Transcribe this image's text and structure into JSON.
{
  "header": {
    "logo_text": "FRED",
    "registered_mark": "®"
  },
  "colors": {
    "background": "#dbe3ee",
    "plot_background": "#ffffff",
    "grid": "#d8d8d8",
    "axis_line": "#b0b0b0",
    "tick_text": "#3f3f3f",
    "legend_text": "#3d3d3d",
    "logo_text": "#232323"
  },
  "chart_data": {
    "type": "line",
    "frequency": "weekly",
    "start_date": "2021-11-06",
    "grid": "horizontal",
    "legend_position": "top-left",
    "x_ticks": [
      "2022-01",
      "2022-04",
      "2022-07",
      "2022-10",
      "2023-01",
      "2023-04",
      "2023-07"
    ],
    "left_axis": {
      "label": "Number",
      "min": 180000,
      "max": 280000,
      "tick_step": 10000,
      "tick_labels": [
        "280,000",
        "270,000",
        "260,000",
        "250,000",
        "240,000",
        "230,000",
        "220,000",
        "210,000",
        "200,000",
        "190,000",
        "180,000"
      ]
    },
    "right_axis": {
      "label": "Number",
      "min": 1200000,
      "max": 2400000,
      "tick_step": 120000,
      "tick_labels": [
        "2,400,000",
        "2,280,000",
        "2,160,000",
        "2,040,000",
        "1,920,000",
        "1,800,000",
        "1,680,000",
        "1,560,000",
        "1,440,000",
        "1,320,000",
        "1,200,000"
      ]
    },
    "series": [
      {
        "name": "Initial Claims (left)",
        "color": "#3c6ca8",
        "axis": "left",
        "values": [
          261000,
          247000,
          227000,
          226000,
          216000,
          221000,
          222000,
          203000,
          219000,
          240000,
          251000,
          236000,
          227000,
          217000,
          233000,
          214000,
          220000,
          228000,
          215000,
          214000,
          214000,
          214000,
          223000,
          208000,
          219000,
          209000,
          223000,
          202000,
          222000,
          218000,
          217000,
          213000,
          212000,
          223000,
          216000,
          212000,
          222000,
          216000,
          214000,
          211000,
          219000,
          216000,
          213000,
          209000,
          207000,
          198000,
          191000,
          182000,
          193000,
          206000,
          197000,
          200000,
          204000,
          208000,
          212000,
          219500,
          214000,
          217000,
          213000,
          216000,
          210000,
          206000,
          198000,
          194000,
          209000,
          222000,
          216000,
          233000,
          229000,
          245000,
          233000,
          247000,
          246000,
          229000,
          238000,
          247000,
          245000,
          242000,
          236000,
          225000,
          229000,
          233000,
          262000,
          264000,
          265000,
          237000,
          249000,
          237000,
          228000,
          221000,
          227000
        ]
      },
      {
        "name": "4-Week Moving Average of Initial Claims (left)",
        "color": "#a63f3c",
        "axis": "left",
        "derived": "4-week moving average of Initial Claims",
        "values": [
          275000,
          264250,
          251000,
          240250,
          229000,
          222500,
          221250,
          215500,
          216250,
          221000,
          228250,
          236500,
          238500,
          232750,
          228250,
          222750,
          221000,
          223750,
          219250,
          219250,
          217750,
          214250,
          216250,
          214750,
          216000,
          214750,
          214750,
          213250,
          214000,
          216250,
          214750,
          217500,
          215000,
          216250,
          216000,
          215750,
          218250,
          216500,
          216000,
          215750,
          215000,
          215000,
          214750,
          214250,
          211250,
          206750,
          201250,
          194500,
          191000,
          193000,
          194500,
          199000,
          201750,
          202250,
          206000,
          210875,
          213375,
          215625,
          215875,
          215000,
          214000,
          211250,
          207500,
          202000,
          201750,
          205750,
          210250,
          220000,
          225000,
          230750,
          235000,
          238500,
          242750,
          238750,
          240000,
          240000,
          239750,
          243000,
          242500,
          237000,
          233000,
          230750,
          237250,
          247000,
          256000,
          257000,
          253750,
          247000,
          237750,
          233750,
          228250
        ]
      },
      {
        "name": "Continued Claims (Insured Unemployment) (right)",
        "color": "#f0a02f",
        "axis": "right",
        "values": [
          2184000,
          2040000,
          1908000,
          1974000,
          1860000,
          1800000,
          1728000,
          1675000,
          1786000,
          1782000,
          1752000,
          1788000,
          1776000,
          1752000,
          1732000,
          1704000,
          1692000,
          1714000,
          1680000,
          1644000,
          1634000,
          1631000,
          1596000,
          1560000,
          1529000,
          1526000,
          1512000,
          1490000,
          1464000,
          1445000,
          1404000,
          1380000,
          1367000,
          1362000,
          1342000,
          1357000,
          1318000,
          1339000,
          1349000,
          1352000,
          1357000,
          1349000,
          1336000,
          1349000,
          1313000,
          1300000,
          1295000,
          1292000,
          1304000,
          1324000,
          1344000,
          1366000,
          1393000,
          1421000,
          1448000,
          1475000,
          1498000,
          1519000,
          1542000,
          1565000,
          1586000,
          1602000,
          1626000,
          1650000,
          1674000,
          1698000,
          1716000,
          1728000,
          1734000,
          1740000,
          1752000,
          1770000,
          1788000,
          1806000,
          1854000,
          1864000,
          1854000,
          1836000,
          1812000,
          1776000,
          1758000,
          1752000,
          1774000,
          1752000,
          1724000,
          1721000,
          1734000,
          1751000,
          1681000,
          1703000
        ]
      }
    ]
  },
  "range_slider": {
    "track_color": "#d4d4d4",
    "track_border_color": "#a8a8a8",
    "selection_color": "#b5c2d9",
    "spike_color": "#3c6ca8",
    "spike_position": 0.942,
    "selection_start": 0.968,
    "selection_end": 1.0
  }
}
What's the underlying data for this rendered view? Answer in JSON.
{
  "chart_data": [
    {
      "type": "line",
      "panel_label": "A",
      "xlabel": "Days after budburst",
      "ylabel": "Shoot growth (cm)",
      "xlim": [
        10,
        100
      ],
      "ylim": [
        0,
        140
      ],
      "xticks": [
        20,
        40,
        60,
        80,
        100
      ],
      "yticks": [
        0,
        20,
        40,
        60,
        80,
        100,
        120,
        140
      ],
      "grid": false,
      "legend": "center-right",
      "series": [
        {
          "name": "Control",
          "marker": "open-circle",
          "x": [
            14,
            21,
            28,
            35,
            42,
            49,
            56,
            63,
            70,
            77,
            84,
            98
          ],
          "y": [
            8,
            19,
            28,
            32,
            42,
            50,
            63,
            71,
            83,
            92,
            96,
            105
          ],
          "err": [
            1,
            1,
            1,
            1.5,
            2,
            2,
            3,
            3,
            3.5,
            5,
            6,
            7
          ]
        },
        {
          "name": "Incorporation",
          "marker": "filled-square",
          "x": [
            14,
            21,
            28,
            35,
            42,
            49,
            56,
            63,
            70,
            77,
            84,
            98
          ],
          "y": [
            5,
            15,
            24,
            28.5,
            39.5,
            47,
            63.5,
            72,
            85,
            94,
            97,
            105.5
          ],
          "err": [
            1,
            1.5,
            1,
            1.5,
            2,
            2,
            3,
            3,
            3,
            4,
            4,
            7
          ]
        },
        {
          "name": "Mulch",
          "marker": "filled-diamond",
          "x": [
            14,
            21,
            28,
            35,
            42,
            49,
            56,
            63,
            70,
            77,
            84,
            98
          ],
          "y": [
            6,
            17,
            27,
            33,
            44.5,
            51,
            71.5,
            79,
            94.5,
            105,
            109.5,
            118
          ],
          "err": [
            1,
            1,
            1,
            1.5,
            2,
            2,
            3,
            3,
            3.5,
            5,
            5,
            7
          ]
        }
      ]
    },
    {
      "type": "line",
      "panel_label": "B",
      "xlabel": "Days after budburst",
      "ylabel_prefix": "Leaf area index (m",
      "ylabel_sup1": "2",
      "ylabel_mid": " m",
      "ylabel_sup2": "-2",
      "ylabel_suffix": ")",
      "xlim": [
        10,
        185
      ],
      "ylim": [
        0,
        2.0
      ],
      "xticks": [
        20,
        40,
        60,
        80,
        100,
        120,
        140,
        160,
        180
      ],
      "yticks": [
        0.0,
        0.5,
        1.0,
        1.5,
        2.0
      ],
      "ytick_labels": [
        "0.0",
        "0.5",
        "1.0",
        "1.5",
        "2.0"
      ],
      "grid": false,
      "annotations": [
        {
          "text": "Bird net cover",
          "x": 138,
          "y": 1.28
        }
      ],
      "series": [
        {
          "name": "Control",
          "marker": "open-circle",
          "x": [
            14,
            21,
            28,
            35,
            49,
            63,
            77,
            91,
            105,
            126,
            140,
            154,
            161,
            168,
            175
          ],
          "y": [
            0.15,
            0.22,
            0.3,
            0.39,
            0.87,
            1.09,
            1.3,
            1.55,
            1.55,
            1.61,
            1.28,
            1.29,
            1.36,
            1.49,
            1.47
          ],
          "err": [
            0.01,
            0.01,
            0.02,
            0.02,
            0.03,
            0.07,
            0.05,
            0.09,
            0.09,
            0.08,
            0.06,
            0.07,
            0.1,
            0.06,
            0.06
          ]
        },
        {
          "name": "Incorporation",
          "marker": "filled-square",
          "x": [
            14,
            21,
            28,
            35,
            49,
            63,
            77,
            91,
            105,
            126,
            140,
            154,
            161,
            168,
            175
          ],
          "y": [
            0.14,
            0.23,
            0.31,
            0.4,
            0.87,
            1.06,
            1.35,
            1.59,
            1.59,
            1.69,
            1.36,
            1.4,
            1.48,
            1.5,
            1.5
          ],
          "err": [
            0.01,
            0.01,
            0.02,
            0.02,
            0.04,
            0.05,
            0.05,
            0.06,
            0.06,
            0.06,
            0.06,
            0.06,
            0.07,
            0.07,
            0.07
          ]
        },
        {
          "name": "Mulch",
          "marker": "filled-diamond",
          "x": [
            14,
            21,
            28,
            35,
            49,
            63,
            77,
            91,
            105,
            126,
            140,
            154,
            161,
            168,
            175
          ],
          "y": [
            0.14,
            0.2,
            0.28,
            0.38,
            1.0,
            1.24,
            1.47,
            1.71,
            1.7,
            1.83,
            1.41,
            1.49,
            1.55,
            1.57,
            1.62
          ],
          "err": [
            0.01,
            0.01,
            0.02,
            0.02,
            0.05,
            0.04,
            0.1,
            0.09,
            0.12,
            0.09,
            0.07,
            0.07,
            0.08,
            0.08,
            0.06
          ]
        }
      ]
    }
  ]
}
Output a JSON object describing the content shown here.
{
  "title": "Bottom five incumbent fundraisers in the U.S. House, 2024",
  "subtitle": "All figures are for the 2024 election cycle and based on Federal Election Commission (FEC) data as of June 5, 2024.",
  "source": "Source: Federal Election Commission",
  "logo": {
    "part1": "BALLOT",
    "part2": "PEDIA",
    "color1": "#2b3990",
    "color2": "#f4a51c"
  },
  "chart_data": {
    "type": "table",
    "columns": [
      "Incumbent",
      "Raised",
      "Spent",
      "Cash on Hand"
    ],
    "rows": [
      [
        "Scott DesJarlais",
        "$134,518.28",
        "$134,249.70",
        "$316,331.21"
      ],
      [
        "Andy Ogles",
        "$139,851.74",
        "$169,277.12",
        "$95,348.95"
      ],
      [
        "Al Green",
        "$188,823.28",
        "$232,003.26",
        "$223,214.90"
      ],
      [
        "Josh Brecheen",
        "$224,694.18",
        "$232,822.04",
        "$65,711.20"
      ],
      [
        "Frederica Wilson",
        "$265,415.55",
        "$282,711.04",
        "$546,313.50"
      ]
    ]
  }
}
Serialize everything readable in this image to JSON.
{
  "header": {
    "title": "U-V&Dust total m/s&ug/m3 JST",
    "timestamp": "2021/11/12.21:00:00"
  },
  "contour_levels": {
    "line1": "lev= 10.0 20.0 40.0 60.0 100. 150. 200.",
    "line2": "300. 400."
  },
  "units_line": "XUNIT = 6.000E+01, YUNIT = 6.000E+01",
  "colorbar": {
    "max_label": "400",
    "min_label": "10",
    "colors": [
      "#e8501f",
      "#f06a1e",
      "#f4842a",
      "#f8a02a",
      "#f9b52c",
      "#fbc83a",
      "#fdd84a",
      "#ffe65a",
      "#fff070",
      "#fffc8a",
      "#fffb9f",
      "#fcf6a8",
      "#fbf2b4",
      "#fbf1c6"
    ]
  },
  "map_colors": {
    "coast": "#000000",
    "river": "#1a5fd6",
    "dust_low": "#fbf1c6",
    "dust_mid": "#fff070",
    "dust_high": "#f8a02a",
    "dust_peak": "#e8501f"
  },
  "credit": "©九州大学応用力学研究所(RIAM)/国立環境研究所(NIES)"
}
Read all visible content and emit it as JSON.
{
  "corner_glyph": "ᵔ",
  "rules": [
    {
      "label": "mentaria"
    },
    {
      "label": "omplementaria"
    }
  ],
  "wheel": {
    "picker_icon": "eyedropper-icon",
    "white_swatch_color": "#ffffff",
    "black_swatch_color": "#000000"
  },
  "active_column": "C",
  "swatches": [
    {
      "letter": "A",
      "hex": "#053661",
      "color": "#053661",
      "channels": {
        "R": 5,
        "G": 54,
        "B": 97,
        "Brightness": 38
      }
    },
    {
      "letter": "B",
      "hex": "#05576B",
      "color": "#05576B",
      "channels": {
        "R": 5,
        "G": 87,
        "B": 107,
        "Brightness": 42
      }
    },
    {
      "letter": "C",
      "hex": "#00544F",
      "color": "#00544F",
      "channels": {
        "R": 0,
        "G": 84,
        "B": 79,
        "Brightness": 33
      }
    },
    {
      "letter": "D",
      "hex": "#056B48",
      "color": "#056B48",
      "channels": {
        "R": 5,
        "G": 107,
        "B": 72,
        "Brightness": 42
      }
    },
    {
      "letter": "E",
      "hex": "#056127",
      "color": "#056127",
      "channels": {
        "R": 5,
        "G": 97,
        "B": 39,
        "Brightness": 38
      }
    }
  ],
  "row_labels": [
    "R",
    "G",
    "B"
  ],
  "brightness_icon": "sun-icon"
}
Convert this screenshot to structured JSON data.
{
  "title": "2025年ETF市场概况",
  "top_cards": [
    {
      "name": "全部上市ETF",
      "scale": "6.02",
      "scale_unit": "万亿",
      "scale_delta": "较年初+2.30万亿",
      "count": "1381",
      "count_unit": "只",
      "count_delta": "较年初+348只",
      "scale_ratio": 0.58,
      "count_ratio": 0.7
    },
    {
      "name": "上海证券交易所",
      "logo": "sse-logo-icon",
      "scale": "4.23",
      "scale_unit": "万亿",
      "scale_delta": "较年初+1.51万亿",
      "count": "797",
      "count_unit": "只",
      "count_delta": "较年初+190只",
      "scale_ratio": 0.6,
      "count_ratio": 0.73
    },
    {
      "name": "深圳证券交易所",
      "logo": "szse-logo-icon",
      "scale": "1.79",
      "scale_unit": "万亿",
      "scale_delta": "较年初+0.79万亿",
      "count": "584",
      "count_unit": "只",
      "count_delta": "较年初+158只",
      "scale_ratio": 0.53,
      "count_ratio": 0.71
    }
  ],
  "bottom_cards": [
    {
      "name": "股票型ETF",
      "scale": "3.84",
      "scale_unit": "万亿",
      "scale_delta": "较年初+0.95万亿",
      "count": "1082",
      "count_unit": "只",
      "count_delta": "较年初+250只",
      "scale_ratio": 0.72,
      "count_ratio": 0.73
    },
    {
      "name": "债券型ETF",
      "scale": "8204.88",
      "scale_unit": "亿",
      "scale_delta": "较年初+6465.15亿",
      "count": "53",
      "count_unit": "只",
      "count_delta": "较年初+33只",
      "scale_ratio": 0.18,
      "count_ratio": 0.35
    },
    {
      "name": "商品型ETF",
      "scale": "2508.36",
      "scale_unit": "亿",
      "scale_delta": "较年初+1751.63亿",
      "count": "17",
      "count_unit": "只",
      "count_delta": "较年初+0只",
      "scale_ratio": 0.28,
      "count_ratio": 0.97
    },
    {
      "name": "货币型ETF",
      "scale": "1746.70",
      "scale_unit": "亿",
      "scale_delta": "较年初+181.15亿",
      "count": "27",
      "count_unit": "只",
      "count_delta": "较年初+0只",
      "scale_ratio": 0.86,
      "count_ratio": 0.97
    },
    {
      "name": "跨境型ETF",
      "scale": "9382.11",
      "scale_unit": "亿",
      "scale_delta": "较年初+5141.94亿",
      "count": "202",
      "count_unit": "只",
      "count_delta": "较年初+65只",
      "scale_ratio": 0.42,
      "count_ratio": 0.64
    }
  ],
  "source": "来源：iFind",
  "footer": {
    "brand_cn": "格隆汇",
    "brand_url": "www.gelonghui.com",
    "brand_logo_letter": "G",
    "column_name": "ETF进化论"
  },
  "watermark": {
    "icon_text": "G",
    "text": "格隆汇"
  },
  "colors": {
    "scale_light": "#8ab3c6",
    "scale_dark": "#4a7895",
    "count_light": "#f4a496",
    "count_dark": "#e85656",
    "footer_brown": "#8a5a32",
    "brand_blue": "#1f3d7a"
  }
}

### REQUEST
Using the listing above, gather each line that holds the string "JSON" and copy it.

### COMPLETE ANSWER
Transcribe this image's text and structure into JSON.
What's the underlying data for this rendered view? Answer in JSON.
Output a JSON object describing the content shown here.
Serialize everything readable in this image to JSON.
Read all visible content and emit it as JSON.
Convert this screenshot to structured JSON data.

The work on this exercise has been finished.